> Données extraites
((
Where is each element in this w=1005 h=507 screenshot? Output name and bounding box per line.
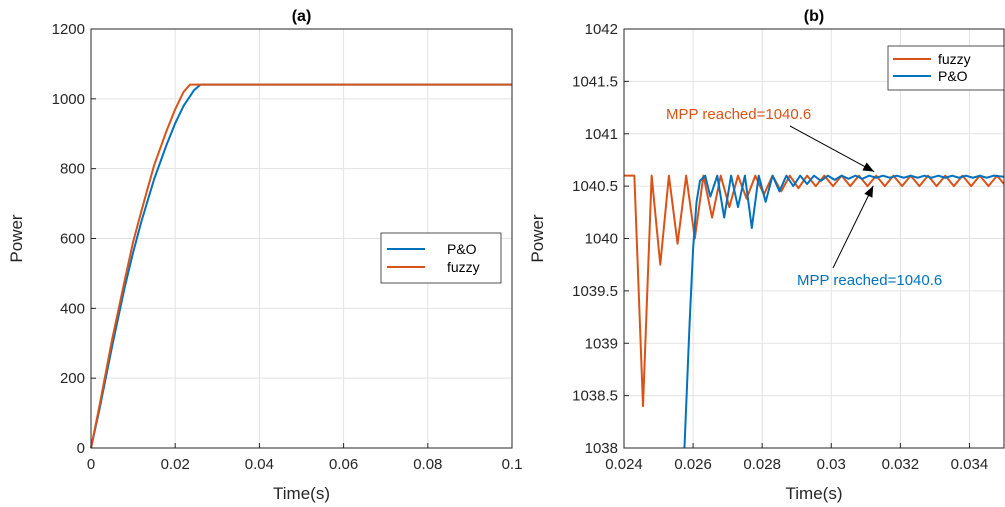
- chart-title-b: (b): [804, 8, 824, 25]
- chart-panel-b: (b) 0.024 0.026 0.028 0.03 0.032 0.034 1038 103…: [528, 8, 1005, 503]
- legend-label-po-b: P&O: [938, 68, 968, 84]
- x-axis-label-a: Time(s): [273, 484, 330, 503]
- series-line-po: [683, 174, 1004, 448]
- x-tick-label: 0: [87, 456, 95, 473]
- legend-box-b: [887, 45, 1005, 91]
- legend-a: P&O fuzzy: [380, 232, 502, 284]
- y-tick-label: 1000: [52, 91, 85, 108]
- y-tick-label: 1041.5: [572, 73, 618, 90]
- y-tick-label: 600: [60, 231, 85, 248]
- x-axis-label-b: Time(s): [786, 484, 843, 503]
- legend-label-fuzzy-a: fuzzy: [447, 259, 480, 275]
- y-axis-label-b: Power: [528, 214, 547, 263]
- legend-b: fuzzy P&O: [887, 45, 1005, 91]
- x-tick-label: 0.032: [882, 456, 920, 473]
- y-tick-label: 1039.5: [572, 283, 618, 300]
- y-tick-label: 800: [60, 161, 85, 178]
- y-tick-label: 200: [60, 370, 85, 387]
- y-tick-label: 1200: [52, 21, 85, 38]
- chart-panel-a: (a) 0 0.02 0.04 0.06 0.08 0.1 0 200 400 600 800 100…: [7, 8, 522, 503]
- y-tick-label: 1040: [585, 231, 618, 248]
- annotation-arrow-po: [832, 185, 874, 269]
- x-tick-label: 0.08: [413, 456, 442, 473]
- y-tick-label: 1040.5: [572, 178, 618, 195]
- series-line-po: [90, 83, 512, 449]
- ticks-a: 0 0.02 0.04 0.06 0.08 0.1 0 200 400 600 800 1000 120…: [52, 21, 523, 473]
- x-tick-label: 0.1: [502, 456, 523, 473]
- legend-box-a: [380, 232, 502, 284]
- y-tick-label: 1039: [585, 335, 618, 352]
- legend-label-fuzzy-b: fuzzy: [938, 51, 971, 67]
- x-tick-label: 0.03: [817, 456, 846, 473]
- legend-label-po-a: P&O: [447, 241, 477, 257]
- series-line-fuzzy: [90, 83, 512, 449]
- ticks-b: 0.024 0.026 0.028 0.03 0.032 0.034 1038 1038.5 1…: [572, 21, 988, 473]
- x-tick-label: 0.04: [245, 456, 274, 473]
- y-tick-label: 400: [60, 300, 85, 317]
- y-axis-label-a: Power: [7, 214, 26, 263]
- x-tick-label: 0.024: [605, 456, 643, 473]
- annotation-arrow-fuzzy: [789, 125, 875, 173]
- series-group-a: [90, 83, 512, 449]
- x-tick-label: 0.028: [743, 456, 781, 473]
- y-tick-label: 1041: [585, 126, 618, 143]
- y-tick-label: 1038: [585, 440, 618, 457]
- chart-title-a: (a): [292, 8, 312, 25]
- x-tick-label: 0.034: [951, 456, 989, 473]
- annotations-b: MPP reached=1040.6 MPP reached=1040.6: [666, 106, 942, 289]
- annotation-arrowhead-po: [864, 185, 874, 198]
- series-line-fuzzy: [624, 174, 1004, 408]
- annotation-po-mpp: MPP reached=1040.6: [797, 272, 942, 289]
- x-tick-label: 0.026: [674, 456, 712, 473]
- annotation-arrowhead-fuzzy: [862, 162, 875, 172]
- y-tick-label: 1042: [585, 21, 618, 38]
- series-group-b: [624, 174, 1004, 448]
- annotation-fuzzy-mpp: MPP reached=1040.6: [666, 106, 811, 123]
- x-tick-label: 0.06: [329, 456, 358, 473]
- grid-b: [623, 28, 1004, 449]
- x-tick-label: 0.02: [161, 456, 190, 473]
- y-tick-label: 1038.5: [572, 388, 618, 405]
- y-tick-label: 0: [77, 440, 85, 457]
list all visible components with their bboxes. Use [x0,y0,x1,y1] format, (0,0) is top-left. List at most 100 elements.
))
> Consigne
Convertissez en liste JSON de chaînes les lignes qui vont de celle contenant "- chart-title-b: (b): [804, 8, 824, 25]" jusqu'à celle contenant "- series-line-po: [683, 174, 1004, 448]", ces deux lignes comprises. Mettez une chaîne par ligne et omettez les lignes vides.

> Réponse
[
  "- chart-title-b: (b): [804, 8, 824, 25]",
  "- chart-panel-b: (b) 0.024 0.026 0.028 0.03 0.032 0.034 1038 103…: [528, 8, 1005, 503]",
  "- legend-label-po-b: P&O: [938, 68, 968, 84]",
  "- x-axis-label-a: Time(s): [273, 484, 330, 503]",
  "- series-line-po: [683, 174, 1004, 448]"
]